### Document

Begin

Specifically, the finding is (1) that prior to March 3, 1933, the assailed rates were unreasonable to the extent that they exceeded 120 per cent of the present rates, and (2) that such rates are and for the future will be unreasonable to the extent that they exceed 105 per cent of the present rates. The language used leaves little to construe. The Commission has itself many times construed it and held it to mean precisely what it now says it means. The question here first arose, at the instance of the shippers, between the date of the findings and the effective date of the order entered thereon, that is to say, between November 7, 1933, and December 28, 1933, and the application for modification was denied. It arose again in the middle of 1936 after the dismissal of the shippers' suit in the District Court, when the Commission on the second application of the shippers declined modification so as to apply the 105 per cent rate basis prior to March 3, 1933. Finally, in its report of March 11, 1938, on the hearings to fix the amount of reparation (Wishnatzki Nathel v. Railway Express Agency, 226 I.C.C. 637) the Commission, referring to the findings of November 7, 1933, and to the 105-85 per cent basis, said: "Those bases of rates and charges, found reasonable in the latter report, were prescribed for the future only."
In cases of other shippers arising out of the same tariff the Commission has interpreted its findings in the same manner. One shipper paid the tariff rates on shipments delivered between February 6, 1933, and March 10, 1933. The payments were not above the 120 per cent level, but the shipper claimed reparation on the 105 per cent basis. The Commission denied the claim (Musante, Berman, Steinberg Co. v. Railway Express Agency, 211 I.C.C. 467), saying: "On reargument, [Burch v. Railway Express Agency], 197 I.C.C. 85, the Commission affirmed the findings of division 5 on shipments delivered prior to March 3, 1933, and modified the findings of the division to the extent of prescribing for the future rates made 105 percent of the first-class freight rates then in effect. These rates were established on March 17, 1934."
Later the Commission passed upon claims for reparation based on shipments in 1931 and 1932. The claims again included the excess of rates above 105 per cent and also 15 per cent of the refrigeration charges. Reparation was granted only for the excess above 120 per cent, and nothing was awarded on the refrigeration charges. Daw v. Railway Express Agency, 214 I.C.C. 35; John Nix Co. v. Railway Express Agency, 215 I.C.C. 514.
Like interpretation of the words of the finding — are and for the future will be — is to be found in the opinions in the statutory court cases growing out of this controversy. In Railway Express Agency, Inc., v. United States, D.C., 6 F. Supp. 249, the Agency argued, just as petitioners now argue, that the findings were arbitrary and pointed to the different findings for the past and present as an example of unfounded conclusion. The court disposed of the argument by saying that the finding was properly framed in that way so that the carrier would not have to pay reparation on prior shipments on the new found basis, and cited Arizona Grocery Co. v. Atchison, T. S.F. Ry. Co., 284 U.S. 370, 52 S.Ct. 183, 76 L.Ed. 348. And in Allison Co. v. United States, D.C., 12 F. Supp. 862, 863, petitioners prayed "annulment of that part of the order of November 7, 1933, which fixed as reasonable express rates not in excess of 120 per cent * * * for the period from December 1, 1929, to December 28, 1933". The suit was dismissed for want of jurisdiction, but the opinion shows clearly that its main purpose was the same as the instant proceedings, though in that case the attack was direct, while here it is indirect.

End

### Working data
Begin

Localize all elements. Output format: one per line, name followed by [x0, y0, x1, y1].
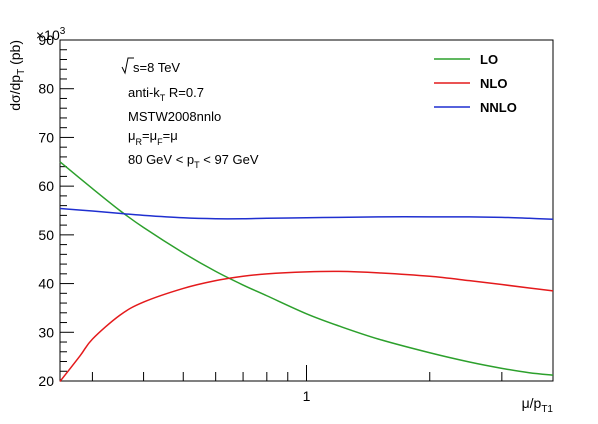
- legend-label-lo: LO: [480, 52, 498, 67]
- x-axis-title: μ/pT1: [522, 395, 554, 415]
- y-tick-label: 70: [38, 129, 54, 145]
- annotation-sqrt-s: s=8 TeV: [133, 60, 180, 75]
- y-tick-label: 40: [38, 276, 54, 292]
- x-tick-label: 1: [303, 388, 311, 404]
- legend-label-nnlo: NNLO: [480, 100, 517, 115]
- y-multiplier: ×103: [36, 26, 66, 43]
- x-axis: 1: [91, 365, 503, 404]
- y-axis: 20 30 40 50 60 70 80 90: [38, 32, 74, 389]
- annotation-block: s=8 TeV anti-kT R=0.7 MSTW2008nnlo μR=μF…: [121, 57, 259, 170]
- annotation-pt-range: 80 GeV < pT < 97 GeV: [128, 152, 259, 170]
- legend: LO NLO NNLO: [434, 52, 517, 115]
- y-tick-label: 50: [38, 227, 54, 243]
- series-line-nnlo: [59, 207, 554, 221]
- legend-label-nlo: NLO: [480, 76, 507, 91]
- y-tick-label: 60: [38, 178, 54, 194]
- series-group: [59, 161, 554, 382]
- y-tick-label: 30: [38, 324, 54, 340]
- y-axis-title: dσ/dpT (pb): [7, 40, 27, 111]
- y-tick-label: 20: [38, 373, 54, 389]
- series-line-nlo: [59, 270, 554, 382]
- annotation-scales: μR=μF=μ: [128, 128, 178, 147]
- y-tick-label: 80: [38, 81, 54, 97]
- annotation-pdf: MSTW2008nnlo: [128, 109, 221, 124]
- series-line-lo: [59, 161, 554, 376]
- annotation-jet-algorithm: anti-kT R=0.7: [128, 85, 204, 103]
- y-tick-label: 90: [38, 32, 54, 48]
- sqrt-icon: [121, 57, 134, 75]
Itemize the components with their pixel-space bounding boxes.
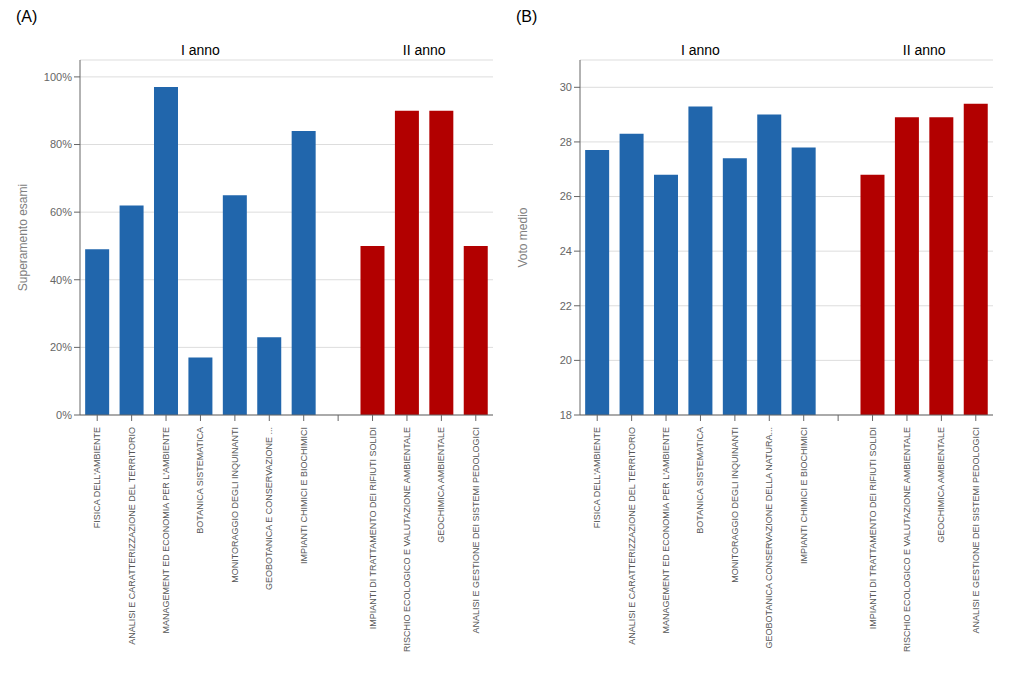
svg-text:MANAGEMENT ED ECONOMIA PER L'A: MANAGEMENT ED ECONOMIA PER L'AMBIENTE — [661, 427, 671, 634]
svg-text:RISCHIO ECOLOGICO E VALUTAZION: RISCHIO ECOLOGICO E VALUTAZIONE AMBIENTA… — [402, 427, 412, 652]
svg-text:ANALISI E CARATTERIZZAZIONE DE: ANALISI E CARATTERIZZAZIONE DEL TERRITOR… — [627, 427, 637, 645]
svg-text:MONITORAGGIO DEGLI INQUINANTI: MONITORAGGIO DEGLI INQUINANTI — [230, 427, 240, 583]
svg-text:GEOCHIMICA AMBIENTALE: GEOCHIMICA AMBIENTALE — [436, 427, 446, 543]
svg-text:BOTANICA SISTEMATICA: BOTANICA SISTEMATICA — [195, 427, 205, 534]
svg-text:40%: 40% — [50, 274, 72, 286]
svg-text:RISCHIO ECOLOGICO E VALUTAZION: RISCHIO ECOLOGICO E VALUTAZIONE AMBIENTA… — [902, 427, 912, 652]
svg-text:ANALISI E CARATTERIZZAZIONE DE: ANALISI E CARATTERIZZAZIONE DEL TERRITOR… — [127, 427, 137, 645]
svg-text:IMPIANTI DI TRATTAMENTO DEI RI: IMPIANTI DI TRATTAMENTO DEI RIFIUTI SOLI… — [368, 427, 378, 629]
svg-text:24: 24 — [560, 245, 572, 257]
svg-text:60%: 60% — [50, 206, 72, 218]
svg-text:II anno: II anno — [403, 42, 446, 58]
svg-text:IMPIANTI CHIMICI E BIOCHIMICI: IMPIANTI CHIMICI E BIOCHIMICI — [299, 427, 309, 564]
svg-text:MANAGEMENT ED ECONOMIA PER L'A: MANAGEMENT ED ECONOMIA PER L'AMBIENTE — [161, 427, 171, 634]
svg-text:ANALISI E GESTIONE DEI SISTEMI: ANALISI E GESTIONE DEI SISTEMI PEDOLOGIC… — [471, 427, 481, 634]
svg-text:Voto medio: Voto medio — [516, 207, 530, 267]
svg-text:II anno: II anno — [903, 42, 946, 58]
svg-text:100%: 100% — [44, 71, 72, 83]
svg-text:26: 26 — [560, 190, 572, 202]
html-text:(A): (A) — [16, 8, 38, 25]
svg-text:FISICA DELL'AMBIENTE: FISICA DELL'AMBIENTE — [592, 427, 602, 528]
svg-text:Superamento esami: Superamento esami — [16, 184, 30, 291]
svg-text:28: 28 — [560, 136, 572, 148]
svg-text:GEOBOTANICA E CONSERVAZIONE ..: GEOBOTANICA E CONSERVAZIONE ... — [264, 427, 274, 590]
svg-text:IMPIANTI DI TRATTAMENTO DEI RI: IMPIANTI DI TRATTAMENTO DEI RIFIUTI SOLI… — [868, 427, 878, 629]
svg-text:20: 20 — [560, 354, 572, 366]
svg-text:30: 30 — [560, 81, 572, 93]
svg-text:IMPIANTI CHIMICI E BIOCHIMICI: IMPIANTI CHIMICI E BIOCHIMICI — [799, 427, 809, 564]
svg-text:I anno: I anno — [681, 42, 720, 58]
svg-text:20%: 20% — [50, 341, 72, 353]
svg-text:GEOCHIMICA AMBIENTALE: GEOCHIMICA AMBIENTALE — [936, 427, 946, 543]
svg-text:0%: 0% — [56, 409, 72, 421]
svg-text:22: 22 — [560, 300, 572, 312]
svg-text:BOTANICA SISTEMATICA: BOTANICA SISTEMATICA — [695, 427, 705, 534]
html-text:(B): (B) — [516, 8, 538, 25]
svg-text:I anno: I anno — [181, 42, 220, 58]
svg-text:ANALISI E GESTIONE DEI SISTEMI: ANALISI E GESTIONE DEI SISTEMI PEDOLOGIC… — [971, 427, 981, 634]
svg-text:18: 18 — [560, 409, 572, 421]
svg-text:FISICA DELL'AMBIENTE: FISICA DELL'AMBIENTE — [92, 427, 102, 528]
svg-text:MONITORAGGIO DEGLI INQUINANTI: MONITORAGGIO DEGLI INQUINANTI — [730, 427, 740, 583]
svg-text:80%: 80% — [50, 138, 72, 150]
svg-text:GEOBOTANICA CONSERVAZIONE DELL: GEOBOTANICA CONSERVAZIONE DELLA NATURA..… — [764, 427, 774, 648]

End

### Exercise instructions
- a) According to the excerpt on express rates, on what date did the Commission issue its report on the hearings to fix the amount of reparation?
- b) Extract, word for word, the stretch of the rows from the line containing "427, 671, 634]" through the line containing "427, 412, 652]".
The rows have no connection to the excerpt on express rates.

### Per-task answers
- a) March 11, 1938.

- b)
svg-text:MANAGEMENT ED ECONOMIA PER L'A: MANAGEMENT ED ECONOMIA PER L'AMBIENTE — [661, 427, 671, 634]
svg-text:RISCHIO ECOLOGICO E VALUTAZION: RISCHIO ECOLOGICO E VALUTAZIONE AMBIENTA… — [402, 427, 412, 652]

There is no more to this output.